# Problem requirements
Go through the records underneath and count the lines that include the string "corps". Give nothing but the number.

....

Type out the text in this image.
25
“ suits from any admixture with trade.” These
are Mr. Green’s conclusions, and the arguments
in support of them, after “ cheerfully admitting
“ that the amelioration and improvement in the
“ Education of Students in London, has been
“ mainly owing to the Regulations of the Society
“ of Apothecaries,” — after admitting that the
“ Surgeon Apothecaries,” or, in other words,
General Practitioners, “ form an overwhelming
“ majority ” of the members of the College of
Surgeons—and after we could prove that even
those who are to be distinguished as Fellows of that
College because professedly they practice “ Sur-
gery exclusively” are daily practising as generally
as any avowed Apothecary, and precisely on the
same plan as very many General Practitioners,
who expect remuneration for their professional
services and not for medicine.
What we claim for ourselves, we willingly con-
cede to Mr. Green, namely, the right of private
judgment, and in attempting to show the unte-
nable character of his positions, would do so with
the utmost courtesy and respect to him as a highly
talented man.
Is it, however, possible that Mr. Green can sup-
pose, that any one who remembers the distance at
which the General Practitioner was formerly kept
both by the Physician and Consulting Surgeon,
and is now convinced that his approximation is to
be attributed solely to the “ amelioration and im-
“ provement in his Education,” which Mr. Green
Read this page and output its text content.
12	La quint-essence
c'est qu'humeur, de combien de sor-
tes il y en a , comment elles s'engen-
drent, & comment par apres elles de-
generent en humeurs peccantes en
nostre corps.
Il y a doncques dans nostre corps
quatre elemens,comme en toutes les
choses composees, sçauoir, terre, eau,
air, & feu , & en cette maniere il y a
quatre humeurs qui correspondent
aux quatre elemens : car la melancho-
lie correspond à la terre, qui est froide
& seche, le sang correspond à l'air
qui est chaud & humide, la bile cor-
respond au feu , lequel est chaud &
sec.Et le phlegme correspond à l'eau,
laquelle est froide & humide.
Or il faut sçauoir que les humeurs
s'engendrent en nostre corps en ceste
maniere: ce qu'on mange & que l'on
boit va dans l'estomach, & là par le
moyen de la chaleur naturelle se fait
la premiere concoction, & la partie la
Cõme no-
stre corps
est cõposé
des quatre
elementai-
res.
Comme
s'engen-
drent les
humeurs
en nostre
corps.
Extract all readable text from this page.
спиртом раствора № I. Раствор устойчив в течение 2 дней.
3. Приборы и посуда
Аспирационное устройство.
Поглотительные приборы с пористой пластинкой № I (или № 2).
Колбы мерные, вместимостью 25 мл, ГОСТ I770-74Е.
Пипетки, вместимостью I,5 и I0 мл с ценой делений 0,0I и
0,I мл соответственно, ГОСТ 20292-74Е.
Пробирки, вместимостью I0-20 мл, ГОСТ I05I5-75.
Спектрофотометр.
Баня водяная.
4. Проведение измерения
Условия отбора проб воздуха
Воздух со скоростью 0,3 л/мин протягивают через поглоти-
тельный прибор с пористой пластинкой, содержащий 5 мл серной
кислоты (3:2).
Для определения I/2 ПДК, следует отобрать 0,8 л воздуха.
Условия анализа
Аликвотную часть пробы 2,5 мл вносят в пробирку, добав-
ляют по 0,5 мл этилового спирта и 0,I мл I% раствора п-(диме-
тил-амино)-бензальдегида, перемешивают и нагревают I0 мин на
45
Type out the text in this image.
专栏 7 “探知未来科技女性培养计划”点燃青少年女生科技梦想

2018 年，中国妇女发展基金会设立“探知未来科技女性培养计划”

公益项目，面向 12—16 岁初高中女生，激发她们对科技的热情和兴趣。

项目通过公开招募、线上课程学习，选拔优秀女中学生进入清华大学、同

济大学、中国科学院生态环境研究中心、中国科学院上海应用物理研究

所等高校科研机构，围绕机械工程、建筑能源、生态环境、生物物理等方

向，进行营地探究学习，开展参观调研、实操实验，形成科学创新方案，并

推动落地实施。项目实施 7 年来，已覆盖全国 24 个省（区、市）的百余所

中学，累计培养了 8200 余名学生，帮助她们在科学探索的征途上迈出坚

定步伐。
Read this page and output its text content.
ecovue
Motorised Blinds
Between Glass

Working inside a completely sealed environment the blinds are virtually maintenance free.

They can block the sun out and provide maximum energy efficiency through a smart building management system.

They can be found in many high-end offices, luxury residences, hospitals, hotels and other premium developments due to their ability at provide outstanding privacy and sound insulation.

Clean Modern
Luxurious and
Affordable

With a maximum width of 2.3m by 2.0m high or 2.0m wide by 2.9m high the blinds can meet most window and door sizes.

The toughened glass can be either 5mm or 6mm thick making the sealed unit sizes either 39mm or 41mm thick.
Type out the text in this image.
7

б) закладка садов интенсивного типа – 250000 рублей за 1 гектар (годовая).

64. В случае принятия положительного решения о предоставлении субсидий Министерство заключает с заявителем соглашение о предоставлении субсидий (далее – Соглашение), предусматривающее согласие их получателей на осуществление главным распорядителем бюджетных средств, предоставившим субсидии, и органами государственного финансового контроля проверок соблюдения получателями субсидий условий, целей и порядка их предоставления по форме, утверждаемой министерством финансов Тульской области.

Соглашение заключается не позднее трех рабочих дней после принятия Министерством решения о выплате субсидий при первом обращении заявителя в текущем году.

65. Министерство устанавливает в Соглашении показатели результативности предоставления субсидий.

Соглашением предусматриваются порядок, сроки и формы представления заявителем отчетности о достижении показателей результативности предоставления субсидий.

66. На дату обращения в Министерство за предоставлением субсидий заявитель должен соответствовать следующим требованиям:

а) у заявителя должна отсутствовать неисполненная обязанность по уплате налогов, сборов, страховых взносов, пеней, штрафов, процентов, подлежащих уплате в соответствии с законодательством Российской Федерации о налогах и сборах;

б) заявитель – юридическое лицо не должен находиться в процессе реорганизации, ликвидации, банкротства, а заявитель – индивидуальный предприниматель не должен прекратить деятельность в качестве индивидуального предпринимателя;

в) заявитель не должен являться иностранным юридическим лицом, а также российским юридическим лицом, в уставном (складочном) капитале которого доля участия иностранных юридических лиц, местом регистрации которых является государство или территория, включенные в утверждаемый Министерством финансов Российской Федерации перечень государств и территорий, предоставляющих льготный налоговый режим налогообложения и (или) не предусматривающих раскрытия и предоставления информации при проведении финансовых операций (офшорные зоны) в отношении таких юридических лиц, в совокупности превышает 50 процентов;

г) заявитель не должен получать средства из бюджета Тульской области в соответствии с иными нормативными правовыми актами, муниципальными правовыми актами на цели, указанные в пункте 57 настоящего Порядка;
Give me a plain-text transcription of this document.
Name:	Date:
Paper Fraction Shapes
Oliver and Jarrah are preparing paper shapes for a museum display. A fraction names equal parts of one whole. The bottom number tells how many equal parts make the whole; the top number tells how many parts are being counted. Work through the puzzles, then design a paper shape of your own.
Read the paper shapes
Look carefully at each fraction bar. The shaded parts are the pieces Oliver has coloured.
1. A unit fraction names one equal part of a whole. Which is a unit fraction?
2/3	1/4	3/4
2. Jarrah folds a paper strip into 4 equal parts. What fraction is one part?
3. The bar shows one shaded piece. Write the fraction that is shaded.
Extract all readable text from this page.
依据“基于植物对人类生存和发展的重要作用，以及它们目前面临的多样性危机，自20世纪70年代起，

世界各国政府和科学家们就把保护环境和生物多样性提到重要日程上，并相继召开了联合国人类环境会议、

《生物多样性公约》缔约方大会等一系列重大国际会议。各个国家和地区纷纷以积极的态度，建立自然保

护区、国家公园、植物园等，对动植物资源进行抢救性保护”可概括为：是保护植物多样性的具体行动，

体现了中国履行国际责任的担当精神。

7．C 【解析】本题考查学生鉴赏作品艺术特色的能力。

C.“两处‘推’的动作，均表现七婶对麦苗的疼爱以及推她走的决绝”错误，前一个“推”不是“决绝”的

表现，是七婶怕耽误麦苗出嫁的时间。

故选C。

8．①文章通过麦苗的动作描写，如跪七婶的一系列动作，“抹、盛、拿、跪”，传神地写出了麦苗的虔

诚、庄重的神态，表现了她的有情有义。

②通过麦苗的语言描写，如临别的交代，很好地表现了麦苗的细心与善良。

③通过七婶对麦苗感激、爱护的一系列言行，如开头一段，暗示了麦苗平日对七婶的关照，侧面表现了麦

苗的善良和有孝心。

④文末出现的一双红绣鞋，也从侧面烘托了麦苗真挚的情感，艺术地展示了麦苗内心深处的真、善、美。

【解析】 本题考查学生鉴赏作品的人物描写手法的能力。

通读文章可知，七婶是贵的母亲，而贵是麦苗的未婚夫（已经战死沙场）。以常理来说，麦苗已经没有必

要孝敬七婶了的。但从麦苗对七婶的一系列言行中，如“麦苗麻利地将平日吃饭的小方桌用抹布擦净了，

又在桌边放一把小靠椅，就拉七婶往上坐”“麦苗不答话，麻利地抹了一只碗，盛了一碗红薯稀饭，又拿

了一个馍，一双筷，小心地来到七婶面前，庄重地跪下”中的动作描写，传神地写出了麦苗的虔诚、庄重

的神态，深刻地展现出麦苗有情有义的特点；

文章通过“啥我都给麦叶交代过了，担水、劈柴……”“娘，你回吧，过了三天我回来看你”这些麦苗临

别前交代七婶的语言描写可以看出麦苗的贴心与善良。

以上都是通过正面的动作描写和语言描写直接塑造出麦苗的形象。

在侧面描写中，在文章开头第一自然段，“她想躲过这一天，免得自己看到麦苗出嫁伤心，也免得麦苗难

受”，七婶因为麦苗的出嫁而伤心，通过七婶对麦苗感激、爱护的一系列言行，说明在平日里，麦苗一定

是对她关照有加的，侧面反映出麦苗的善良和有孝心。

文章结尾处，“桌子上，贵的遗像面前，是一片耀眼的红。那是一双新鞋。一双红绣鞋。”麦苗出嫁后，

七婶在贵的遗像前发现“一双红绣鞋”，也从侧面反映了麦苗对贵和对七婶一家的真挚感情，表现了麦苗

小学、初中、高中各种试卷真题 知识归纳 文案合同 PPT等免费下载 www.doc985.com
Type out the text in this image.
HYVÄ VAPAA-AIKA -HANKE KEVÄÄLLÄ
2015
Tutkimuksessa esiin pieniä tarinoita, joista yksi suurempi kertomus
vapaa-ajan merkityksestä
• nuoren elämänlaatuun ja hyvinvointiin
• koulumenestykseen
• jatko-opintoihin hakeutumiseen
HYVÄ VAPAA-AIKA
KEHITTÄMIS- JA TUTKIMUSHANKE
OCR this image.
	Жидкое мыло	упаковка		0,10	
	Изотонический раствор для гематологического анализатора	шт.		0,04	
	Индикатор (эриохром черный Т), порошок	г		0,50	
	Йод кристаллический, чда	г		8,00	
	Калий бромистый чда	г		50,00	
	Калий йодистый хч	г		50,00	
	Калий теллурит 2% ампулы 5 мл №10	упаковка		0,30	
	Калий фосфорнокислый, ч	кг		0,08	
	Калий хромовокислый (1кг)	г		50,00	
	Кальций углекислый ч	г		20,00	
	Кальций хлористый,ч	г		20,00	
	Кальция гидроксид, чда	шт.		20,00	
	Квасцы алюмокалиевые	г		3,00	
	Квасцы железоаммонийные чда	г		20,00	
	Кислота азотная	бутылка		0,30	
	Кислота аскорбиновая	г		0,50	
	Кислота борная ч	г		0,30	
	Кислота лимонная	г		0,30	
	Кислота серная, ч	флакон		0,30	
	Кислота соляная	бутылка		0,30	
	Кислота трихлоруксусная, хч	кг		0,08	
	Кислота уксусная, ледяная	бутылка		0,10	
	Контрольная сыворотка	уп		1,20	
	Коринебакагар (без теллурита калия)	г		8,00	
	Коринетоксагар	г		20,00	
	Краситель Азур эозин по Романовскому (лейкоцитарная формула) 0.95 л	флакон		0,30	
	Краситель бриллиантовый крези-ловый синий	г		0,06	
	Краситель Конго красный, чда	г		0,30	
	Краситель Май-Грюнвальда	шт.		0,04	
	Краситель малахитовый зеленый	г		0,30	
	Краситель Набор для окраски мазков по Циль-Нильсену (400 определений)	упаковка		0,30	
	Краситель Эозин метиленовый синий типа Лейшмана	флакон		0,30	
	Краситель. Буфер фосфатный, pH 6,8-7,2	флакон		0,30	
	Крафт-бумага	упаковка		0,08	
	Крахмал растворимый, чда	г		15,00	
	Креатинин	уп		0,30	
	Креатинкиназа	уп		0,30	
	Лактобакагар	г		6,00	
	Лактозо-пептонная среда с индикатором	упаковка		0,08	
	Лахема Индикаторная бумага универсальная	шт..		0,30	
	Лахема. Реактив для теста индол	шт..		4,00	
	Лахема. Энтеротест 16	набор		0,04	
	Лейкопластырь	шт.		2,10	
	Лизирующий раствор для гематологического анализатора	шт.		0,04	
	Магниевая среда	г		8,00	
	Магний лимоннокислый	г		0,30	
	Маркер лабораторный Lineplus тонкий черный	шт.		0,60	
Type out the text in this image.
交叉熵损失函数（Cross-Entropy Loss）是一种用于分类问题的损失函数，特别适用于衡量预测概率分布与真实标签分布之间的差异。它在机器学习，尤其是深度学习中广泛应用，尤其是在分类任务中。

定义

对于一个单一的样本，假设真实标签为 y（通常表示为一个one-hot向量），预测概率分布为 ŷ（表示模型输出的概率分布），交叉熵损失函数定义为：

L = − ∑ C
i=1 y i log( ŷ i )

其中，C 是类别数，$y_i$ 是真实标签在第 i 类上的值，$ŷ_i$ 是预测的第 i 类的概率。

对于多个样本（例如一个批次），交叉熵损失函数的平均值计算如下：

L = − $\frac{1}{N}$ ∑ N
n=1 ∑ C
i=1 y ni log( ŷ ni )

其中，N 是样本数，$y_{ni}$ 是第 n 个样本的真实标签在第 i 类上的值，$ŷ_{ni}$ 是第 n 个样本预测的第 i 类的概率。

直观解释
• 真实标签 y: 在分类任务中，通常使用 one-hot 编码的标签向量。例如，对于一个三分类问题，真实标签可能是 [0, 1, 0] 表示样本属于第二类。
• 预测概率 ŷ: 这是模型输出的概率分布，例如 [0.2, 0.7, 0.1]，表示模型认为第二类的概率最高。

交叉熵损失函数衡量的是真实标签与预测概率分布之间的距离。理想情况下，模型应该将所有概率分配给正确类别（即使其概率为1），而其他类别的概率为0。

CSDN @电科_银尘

....

# Solution
5